__Work to be completed__: Identify each line holding the string "использования" and copy it.
┌─ Records supplied
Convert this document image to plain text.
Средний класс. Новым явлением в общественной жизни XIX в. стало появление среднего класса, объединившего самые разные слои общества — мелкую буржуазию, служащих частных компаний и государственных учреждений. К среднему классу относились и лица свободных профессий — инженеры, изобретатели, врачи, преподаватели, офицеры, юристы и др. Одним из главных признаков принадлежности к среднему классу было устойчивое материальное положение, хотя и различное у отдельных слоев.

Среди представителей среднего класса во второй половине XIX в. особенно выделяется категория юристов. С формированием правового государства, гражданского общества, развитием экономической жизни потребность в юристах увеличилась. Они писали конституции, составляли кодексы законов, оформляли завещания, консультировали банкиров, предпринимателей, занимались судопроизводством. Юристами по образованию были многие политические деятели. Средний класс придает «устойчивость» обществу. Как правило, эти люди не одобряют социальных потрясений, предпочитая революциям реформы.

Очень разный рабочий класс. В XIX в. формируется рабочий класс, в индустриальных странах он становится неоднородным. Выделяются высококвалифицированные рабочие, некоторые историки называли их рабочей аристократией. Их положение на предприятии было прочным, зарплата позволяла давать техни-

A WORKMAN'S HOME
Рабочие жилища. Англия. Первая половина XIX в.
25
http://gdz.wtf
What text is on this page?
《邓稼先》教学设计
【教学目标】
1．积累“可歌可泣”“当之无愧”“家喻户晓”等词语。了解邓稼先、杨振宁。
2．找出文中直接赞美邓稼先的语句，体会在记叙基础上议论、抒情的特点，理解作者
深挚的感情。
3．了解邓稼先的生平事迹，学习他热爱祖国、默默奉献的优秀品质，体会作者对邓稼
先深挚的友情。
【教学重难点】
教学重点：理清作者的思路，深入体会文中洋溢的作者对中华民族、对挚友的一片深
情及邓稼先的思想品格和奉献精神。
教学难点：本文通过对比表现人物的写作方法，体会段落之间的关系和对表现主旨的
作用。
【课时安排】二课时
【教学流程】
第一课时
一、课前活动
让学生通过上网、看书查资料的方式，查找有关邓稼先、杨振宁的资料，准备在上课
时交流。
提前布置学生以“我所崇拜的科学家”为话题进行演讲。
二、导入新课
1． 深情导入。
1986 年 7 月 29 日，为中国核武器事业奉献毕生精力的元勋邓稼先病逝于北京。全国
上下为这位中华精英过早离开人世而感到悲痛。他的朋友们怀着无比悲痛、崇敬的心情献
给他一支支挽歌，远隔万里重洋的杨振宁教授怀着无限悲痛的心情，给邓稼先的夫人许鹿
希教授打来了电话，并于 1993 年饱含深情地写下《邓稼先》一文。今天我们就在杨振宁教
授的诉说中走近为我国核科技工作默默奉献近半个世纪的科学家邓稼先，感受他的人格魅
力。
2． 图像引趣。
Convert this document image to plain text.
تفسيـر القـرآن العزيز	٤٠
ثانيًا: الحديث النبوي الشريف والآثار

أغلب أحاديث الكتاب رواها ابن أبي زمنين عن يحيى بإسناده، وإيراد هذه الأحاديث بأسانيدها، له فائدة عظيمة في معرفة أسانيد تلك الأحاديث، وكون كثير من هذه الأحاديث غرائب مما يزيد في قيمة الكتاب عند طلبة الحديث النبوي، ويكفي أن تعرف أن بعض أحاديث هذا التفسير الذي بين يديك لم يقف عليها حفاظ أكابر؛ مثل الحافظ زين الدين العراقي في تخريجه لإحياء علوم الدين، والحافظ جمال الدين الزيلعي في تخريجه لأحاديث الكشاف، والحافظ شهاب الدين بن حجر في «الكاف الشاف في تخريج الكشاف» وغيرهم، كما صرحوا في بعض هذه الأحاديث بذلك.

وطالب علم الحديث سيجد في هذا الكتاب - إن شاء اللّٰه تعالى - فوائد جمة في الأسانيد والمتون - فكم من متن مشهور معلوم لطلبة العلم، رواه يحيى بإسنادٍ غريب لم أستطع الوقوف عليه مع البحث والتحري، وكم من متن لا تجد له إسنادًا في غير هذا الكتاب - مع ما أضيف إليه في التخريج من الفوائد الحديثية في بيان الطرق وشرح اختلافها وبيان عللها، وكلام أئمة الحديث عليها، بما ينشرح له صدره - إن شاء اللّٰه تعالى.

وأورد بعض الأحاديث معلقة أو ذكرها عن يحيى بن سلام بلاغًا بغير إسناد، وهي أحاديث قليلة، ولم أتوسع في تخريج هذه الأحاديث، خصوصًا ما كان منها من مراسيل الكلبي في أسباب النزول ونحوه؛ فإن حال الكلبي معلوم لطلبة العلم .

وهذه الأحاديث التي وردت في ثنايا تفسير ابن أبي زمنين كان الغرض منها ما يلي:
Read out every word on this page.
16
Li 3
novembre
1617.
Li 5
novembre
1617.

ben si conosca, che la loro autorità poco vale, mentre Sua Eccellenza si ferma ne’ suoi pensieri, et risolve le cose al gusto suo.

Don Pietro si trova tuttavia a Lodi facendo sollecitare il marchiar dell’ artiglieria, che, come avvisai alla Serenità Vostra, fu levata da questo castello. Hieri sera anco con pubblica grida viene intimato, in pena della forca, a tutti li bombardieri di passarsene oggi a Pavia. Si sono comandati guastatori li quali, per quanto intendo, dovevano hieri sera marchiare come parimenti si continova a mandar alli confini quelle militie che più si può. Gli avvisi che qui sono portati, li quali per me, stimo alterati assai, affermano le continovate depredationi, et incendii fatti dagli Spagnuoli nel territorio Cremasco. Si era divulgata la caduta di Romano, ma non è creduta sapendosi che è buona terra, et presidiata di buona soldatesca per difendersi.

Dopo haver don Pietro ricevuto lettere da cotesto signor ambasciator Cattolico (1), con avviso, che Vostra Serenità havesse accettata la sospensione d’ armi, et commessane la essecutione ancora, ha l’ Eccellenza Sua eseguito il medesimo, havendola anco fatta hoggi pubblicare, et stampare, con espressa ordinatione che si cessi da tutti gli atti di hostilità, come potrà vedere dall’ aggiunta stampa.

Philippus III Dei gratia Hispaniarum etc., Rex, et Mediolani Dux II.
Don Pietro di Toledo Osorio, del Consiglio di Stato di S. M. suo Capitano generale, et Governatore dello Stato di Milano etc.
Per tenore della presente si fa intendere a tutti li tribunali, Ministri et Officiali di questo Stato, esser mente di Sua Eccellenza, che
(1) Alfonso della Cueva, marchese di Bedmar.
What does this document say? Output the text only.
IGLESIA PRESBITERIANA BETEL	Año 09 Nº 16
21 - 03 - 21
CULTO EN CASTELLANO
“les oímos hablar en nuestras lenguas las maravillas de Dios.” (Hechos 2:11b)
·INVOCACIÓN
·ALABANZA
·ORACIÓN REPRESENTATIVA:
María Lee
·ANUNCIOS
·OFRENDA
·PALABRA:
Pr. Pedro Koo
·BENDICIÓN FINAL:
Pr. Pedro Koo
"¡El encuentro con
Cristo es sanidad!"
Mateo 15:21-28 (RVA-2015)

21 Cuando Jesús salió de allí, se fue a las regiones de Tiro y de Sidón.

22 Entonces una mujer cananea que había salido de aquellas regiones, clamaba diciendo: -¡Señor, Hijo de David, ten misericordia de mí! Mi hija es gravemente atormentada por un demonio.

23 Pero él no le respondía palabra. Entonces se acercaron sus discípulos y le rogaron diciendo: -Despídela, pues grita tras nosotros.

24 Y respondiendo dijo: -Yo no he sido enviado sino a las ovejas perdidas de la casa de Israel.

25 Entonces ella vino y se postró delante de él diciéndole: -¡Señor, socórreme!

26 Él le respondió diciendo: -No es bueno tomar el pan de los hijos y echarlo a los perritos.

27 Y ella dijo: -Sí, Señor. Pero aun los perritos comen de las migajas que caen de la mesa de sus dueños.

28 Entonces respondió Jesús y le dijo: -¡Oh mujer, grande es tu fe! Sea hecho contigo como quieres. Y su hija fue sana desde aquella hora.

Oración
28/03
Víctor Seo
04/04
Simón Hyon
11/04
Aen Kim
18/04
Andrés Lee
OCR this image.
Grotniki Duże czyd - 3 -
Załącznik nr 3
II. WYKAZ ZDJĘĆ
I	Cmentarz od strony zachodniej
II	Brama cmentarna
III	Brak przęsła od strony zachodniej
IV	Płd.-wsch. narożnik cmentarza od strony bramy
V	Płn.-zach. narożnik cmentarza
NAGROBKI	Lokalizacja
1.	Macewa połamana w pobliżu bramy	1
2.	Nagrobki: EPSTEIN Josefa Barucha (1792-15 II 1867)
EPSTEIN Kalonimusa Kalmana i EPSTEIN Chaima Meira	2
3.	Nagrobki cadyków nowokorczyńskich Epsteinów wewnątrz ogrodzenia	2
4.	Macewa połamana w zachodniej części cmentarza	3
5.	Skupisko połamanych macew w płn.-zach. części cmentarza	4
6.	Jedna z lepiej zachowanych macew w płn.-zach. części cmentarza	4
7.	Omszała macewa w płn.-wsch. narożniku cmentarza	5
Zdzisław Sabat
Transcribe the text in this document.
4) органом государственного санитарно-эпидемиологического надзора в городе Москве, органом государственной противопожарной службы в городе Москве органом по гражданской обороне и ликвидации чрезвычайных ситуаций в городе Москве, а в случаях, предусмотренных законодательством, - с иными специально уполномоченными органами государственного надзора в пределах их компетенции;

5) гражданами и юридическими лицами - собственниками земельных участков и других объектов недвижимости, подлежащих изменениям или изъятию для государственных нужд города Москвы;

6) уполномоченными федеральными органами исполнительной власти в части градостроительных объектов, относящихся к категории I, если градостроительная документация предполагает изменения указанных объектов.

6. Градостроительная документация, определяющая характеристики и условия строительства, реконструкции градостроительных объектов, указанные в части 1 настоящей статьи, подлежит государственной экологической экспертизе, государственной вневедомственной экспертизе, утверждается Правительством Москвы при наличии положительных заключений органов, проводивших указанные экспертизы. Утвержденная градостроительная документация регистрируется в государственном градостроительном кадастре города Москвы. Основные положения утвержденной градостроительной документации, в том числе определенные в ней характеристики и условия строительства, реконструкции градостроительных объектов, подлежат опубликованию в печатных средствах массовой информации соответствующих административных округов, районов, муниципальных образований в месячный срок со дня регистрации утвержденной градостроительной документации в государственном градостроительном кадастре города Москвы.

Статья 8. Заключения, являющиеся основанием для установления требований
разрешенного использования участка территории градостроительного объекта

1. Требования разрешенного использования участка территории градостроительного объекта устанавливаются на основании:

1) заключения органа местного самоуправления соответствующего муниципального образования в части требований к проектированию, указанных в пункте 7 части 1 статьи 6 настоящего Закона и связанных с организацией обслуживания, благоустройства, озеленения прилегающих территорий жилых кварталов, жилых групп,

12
└─
__Response to the task__:
разрешенного использования участка территории градостроительного объекта
1. Требования разрешенного использования участка территории градостроительного объекта устанавливаются на основании:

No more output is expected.